Exercise goal: Find every line in the records that holds the string "朝ごはんを作らない日". Copy each one.

Supplied material:
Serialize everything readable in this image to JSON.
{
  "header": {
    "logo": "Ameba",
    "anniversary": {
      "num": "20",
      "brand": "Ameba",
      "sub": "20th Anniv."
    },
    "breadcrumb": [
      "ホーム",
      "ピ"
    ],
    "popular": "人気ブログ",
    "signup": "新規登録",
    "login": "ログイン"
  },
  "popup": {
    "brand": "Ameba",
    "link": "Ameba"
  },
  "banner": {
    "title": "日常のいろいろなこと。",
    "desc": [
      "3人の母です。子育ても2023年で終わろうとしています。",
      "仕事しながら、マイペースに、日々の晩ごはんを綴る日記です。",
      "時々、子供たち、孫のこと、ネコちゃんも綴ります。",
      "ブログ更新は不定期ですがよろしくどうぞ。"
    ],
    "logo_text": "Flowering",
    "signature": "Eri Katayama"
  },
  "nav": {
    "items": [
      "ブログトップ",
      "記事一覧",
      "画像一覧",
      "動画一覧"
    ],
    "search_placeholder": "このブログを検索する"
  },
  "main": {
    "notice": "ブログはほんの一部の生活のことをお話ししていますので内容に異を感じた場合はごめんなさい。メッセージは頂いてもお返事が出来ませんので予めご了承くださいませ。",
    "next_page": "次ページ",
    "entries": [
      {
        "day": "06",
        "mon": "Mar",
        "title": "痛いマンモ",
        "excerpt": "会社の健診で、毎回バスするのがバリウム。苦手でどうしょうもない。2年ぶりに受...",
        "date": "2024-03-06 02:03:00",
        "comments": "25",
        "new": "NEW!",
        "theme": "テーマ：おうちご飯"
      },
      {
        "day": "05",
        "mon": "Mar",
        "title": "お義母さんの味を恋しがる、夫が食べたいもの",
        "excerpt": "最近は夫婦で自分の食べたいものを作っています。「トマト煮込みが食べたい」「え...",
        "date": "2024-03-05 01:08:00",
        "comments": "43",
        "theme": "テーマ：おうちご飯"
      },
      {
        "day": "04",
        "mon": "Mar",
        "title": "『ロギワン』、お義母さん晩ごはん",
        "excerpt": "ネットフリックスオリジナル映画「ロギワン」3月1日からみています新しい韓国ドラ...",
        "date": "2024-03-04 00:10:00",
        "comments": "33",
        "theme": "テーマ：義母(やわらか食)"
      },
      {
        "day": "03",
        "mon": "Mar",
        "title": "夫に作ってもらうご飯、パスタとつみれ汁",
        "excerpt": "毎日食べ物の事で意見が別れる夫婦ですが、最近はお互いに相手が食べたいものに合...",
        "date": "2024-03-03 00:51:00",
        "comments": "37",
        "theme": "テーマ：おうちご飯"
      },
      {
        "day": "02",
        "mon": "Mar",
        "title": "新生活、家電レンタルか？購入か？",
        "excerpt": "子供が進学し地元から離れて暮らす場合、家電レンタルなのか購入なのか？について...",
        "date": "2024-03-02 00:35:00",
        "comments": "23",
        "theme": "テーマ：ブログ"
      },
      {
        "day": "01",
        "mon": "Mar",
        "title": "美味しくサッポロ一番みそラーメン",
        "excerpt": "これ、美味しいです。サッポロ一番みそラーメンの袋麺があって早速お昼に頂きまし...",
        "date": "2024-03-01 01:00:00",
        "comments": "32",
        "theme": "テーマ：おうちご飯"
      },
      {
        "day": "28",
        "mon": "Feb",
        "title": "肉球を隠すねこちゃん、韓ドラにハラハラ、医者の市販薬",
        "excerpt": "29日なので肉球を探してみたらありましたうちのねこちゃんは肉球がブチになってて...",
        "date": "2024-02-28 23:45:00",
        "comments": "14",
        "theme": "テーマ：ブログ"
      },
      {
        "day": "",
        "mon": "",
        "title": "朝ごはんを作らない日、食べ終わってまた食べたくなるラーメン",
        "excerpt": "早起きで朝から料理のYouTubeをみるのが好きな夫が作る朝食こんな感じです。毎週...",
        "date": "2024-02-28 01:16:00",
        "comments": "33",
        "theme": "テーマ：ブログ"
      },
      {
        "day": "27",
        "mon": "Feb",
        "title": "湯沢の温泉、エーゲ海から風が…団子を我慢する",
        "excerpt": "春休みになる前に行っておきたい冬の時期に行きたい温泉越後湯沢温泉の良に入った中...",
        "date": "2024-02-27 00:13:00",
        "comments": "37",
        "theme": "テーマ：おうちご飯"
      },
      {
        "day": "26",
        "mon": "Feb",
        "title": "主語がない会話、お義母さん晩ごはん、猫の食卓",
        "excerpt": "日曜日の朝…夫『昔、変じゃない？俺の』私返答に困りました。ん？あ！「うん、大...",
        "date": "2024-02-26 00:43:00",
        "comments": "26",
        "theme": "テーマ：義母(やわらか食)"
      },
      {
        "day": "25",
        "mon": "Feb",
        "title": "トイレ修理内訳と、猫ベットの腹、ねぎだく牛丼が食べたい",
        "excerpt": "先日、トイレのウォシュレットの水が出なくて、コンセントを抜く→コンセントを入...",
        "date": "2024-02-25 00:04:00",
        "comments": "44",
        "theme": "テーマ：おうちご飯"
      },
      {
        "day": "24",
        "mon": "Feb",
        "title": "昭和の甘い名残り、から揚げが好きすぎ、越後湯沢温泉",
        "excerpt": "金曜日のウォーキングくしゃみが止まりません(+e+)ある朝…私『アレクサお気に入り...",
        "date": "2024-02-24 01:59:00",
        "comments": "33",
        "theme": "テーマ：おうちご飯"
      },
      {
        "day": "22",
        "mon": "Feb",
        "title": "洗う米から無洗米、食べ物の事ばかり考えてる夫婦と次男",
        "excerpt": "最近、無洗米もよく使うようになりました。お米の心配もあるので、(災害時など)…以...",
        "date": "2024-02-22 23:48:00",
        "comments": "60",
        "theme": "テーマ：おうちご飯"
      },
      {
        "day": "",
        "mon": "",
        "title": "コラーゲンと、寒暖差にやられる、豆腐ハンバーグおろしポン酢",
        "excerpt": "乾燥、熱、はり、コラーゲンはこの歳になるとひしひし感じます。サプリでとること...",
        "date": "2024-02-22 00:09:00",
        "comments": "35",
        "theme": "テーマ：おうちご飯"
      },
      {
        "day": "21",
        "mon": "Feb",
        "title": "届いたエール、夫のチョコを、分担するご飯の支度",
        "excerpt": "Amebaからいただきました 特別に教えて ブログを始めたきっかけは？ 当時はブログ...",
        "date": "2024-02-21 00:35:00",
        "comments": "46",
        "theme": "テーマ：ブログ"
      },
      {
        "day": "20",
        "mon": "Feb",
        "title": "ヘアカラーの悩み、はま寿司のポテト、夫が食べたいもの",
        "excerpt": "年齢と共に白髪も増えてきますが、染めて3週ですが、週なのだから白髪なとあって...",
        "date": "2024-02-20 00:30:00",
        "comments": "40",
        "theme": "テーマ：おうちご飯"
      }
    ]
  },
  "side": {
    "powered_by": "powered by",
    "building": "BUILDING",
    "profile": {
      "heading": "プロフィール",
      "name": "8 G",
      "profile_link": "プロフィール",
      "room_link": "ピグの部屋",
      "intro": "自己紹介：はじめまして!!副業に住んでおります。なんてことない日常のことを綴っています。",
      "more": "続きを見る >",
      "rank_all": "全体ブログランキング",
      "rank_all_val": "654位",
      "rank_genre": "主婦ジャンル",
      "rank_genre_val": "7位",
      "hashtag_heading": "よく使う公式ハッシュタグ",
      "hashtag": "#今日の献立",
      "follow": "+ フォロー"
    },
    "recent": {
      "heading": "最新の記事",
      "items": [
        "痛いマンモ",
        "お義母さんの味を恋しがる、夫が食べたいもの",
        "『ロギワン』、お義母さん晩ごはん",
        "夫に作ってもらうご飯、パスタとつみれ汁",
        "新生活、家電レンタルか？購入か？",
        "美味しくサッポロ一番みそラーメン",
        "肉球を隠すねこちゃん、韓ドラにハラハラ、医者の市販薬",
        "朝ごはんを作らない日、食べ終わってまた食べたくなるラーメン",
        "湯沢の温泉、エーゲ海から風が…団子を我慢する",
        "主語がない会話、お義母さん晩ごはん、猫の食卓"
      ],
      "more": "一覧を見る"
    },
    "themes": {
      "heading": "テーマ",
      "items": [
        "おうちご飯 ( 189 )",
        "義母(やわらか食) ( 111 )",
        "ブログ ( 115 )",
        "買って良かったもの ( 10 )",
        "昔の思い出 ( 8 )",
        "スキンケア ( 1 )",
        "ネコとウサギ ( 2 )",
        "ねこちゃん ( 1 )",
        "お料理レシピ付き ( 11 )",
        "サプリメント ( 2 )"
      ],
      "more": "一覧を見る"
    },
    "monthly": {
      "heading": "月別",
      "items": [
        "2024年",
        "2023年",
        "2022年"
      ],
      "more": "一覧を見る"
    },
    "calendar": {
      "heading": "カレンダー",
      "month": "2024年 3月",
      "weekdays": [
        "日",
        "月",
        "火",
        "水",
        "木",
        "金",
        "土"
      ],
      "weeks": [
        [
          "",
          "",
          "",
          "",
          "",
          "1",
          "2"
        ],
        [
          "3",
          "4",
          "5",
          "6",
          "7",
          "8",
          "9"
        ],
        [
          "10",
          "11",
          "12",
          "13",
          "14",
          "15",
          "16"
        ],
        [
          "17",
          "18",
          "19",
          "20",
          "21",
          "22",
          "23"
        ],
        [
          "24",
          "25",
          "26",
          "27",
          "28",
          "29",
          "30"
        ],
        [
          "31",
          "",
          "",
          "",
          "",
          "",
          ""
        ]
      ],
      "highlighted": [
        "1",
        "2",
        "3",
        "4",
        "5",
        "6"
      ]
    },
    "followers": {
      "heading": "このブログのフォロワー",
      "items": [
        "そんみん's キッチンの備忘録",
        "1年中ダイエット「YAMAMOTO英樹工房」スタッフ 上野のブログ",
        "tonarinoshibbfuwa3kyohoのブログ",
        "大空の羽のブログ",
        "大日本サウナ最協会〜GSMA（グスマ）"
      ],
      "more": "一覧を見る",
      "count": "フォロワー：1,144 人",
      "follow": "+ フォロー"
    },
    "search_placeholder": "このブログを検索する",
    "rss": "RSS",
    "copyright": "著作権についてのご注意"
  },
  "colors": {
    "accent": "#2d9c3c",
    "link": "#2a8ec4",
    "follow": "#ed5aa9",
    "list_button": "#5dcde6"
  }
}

Response to the exercise:
        "title": "朝ごはんを作らない日、食べ終わってまた食べたくなるラーメン",
        "朝ごはんを作らない日、食べ終わってまた食べたくなるラーメン",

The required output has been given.